Following that, there was more than a half hour hiatus in trading, and seven more trades came quickly - almost all of them Buys - at $0.395 for the first four and then three at $0.40. Then, for a single 5,000 Buy, the Bid went up $0.001 and the Ask went up $019 to $0.419. It immediately dropped back down to $0.405 after that trade.

While it at first appeared that a single trader was getting favored treatment from a market-maker, the later rise in the Offer suggested more than the normal skullduggery was going on.

While two-cent price jumps are not all that rare, today's trading is strange by any definition. It could mean news is coming.

At 10:25am EDT, the Bis was $0.40, and the Ask $0.405. Volume was 260,500 shares - a good start for what seemed like a slow day, with Buys outpacing Sells by more than 129,500 to 58,00, with a very hefty 73,000 - the first seven trades unidentified.

Mystery Solved! At least part of it, anyway. Our good friend and confidante Rancho said he offered some shares at $0.419, and then posted he was doing so on the Raging Bull message board, and 5,000 of his shares immediately sold; he cancelled the sell order and the Ask immediately fell to $0.405. It appears that the market is so thin that any given investor can move it.

Monday, September 12, 2005

At $0.394, It's Time To Buy

I just bought another 5,000 shares of ERHC Energy at the bargain price of $0.394 - a good deal any day you can get it.

With the slow trading underway this week and prevailing last week, there will probably be a number of bargains available on ERHE before the price starts feeling the pressure of impending PSC and JOA signatures.

▸ Direction
Copy the ERHC trading post word for word from "Mystery Solved! At" to "can move it.".

▸ Given information
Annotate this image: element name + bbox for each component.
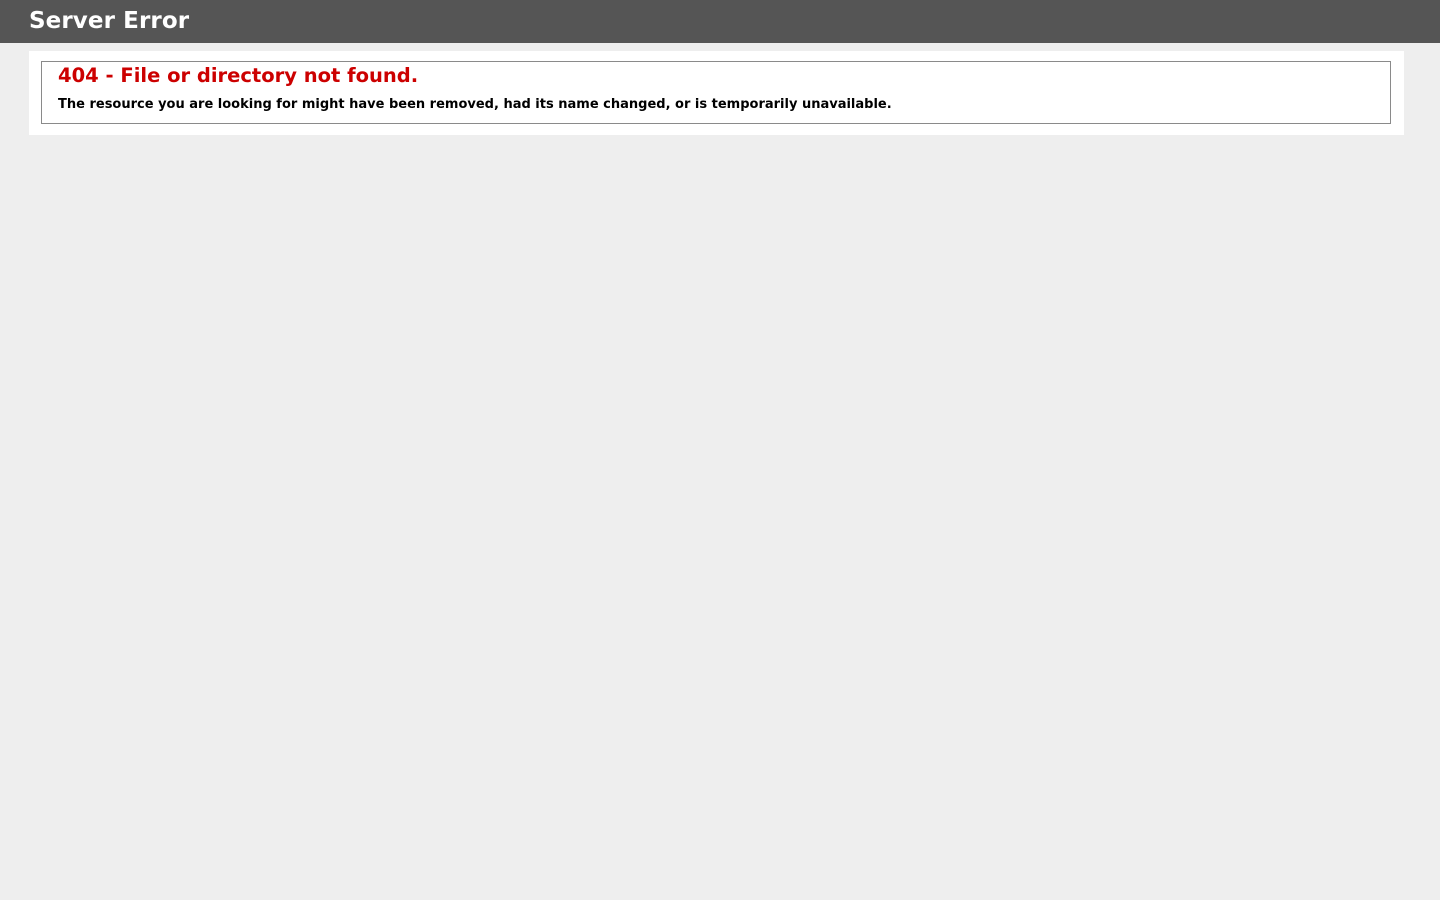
page-title: Server Error [29, 8, 190, 34]
error-message: The resource you are looking for might h… [58, 97, 892, 112]
header-bar: Server Error [0, 0, 1440, 43]
error-box: 404 - File or directory not found. The r… [41, 61, 1391, 124]
error-heading: 404 - File or directory not found. [58, 64, 419, 87]
content-panel: 404 - File or directory not found. The r… [29, 51, 1404, 135]
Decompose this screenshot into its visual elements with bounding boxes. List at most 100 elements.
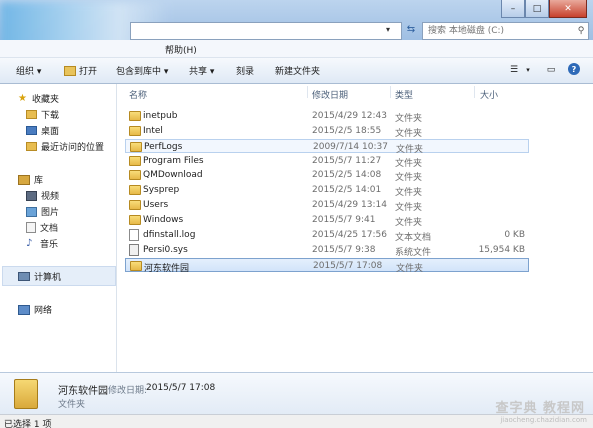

▸ Result below
Mystery Solved! At least part of it, anyway. Our good friend and confidante Rancho said he offered some shares at $0.419, and then posted he was doing so on the Raging Bull message board, and 5,000 of his shares immediately sold; he cancelled the sell order and the Ask immediately fell to $0.405. It appears that the market is so thin that any given investor can move it.